- _Brief_: Give the number of lines containing "SUMA" in this listing, with no other words.

- _Input material_:

_____

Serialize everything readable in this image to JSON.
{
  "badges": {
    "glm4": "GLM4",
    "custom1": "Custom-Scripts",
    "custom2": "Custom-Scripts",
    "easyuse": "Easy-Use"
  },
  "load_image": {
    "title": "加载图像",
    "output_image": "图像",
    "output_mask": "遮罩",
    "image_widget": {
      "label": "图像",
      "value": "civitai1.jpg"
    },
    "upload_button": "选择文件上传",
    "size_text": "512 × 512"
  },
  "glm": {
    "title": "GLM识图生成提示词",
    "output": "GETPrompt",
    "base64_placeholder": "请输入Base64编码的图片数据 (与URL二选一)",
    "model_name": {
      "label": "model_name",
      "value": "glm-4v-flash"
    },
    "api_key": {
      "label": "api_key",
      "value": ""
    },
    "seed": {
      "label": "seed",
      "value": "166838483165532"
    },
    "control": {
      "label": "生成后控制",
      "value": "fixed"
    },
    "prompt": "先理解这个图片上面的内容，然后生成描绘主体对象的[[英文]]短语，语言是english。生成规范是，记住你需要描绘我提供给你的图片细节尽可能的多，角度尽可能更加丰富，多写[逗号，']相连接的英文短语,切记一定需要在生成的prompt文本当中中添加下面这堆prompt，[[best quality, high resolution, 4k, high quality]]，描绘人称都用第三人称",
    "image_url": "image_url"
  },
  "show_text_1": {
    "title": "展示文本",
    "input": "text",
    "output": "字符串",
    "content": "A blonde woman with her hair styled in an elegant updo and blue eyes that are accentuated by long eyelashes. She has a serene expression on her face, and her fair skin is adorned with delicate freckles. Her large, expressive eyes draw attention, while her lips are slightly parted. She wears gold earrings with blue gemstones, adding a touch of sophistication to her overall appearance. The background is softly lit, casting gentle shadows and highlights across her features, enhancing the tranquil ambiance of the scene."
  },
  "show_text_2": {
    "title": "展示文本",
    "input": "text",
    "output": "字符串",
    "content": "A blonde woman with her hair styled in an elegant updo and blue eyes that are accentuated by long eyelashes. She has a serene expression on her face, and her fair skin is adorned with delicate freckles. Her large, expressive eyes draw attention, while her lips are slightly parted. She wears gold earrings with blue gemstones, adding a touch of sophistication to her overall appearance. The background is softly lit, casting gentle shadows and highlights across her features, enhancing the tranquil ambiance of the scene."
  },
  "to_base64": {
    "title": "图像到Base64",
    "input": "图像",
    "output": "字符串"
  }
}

_____

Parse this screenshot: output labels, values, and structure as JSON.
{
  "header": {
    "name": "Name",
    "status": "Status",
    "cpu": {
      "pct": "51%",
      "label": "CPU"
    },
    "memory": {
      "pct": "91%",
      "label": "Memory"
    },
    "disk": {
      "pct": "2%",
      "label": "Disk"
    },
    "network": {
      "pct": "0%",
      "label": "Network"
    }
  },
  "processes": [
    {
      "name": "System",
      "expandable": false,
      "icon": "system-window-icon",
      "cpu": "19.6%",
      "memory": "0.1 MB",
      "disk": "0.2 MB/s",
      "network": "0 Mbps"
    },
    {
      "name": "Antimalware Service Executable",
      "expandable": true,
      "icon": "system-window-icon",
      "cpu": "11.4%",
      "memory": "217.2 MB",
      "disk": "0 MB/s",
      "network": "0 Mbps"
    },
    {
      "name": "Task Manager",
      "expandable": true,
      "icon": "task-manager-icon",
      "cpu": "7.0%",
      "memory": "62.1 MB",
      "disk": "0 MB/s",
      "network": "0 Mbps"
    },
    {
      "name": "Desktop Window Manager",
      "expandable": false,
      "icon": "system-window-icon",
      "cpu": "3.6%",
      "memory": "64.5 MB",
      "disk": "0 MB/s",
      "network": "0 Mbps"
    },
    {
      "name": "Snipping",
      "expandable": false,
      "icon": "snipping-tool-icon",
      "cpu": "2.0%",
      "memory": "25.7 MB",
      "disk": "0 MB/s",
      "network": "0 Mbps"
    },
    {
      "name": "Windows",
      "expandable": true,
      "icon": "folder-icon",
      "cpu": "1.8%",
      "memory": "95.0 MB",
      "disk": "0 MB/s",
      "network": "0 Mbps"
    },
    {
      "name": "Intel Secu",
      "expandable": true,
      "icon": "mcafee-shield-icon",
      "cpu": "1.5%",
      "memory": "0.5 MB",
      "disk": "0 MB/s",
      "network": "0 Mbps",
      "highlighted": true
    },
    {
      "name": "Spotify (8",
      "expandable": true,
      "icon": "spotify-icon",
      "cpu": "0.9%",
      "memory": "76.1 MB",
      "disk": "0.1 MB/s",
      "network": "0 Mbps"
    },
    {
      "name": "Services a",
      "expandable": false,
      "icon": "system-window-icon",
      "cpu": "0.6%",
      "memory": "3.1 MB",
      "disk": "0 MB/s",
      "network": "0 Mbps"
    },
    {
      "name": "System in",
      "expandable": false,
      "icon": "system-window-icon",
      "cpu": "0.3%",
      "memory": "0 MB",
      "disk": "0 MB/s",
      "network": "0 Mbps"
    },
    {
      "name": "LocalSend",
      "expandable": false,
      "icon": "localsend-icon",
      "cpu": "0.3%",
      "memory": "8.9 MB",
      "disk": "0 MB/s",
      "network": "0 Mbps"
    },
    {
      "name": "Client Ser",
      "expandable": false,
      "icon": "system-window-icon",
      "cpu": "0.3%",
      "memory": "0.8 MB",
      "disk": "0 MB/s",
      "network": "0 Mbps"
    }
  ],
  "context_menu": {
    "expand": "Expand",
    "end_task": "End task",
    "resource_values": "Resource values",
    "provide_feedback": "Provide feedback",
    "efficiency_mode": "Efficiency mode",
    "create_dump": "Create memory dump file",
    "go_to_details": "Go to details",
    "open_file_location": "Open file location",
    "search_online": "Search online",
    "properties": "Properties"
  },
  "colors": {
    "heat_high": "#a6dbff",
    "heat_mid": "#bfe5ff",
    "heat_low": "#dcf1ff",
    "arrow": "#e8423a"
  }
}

_____

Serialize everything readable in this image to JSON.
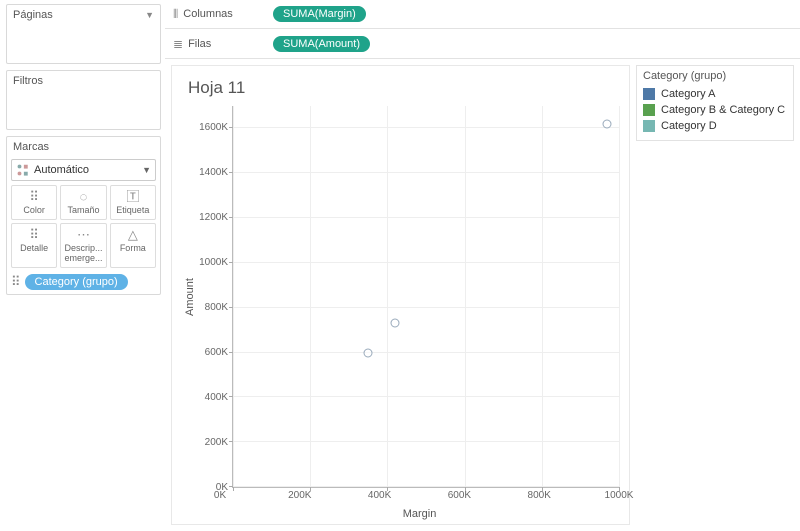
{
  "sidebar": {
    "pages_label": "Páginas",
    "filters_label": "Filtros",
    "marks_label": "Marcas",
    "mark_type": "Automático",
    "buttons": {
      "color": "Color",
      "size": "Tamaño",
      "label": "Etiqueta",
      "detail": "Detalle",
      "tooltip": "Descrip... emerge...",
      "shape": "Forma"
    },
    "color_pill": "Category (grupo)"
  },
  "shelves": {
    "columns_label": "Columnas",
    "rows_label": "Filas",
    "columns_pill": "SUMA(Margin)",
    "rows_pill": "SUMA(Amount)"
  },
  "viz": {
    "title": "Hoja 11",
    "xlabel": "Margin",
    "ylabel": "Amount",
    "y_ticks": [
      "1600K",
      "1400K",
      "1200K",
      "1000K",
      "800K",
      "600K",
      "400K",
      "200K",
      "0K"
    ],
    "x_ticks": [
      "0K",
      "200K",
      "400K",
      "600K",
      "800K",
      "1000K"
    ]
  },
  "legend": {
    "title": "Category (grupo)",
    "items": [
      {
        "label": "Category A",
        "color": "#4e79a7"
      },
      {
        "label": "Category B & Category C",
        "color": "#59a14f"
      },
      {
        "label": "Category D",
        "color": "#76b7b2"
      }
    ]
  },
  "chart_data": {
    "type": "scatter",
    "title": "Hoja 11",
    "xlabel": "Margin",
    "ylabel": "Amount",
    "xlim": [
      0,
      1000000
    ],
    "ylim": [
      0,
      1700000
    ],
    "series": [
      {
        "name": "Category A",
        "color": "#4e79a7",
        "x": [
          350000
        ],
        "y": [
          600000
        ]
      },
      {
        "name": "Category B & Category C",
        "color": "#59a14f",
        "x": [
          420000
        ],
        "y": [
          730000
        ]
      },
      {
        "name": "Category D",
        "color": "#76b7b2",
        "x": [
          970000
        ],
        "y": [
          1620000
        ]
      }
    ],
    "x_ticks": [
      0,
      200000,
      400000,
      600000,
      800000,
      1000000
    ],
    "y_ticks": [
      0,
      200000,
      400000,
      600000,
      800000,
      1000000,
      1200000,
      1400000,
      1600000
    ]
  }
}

_____

- _Result of this exercise_: 2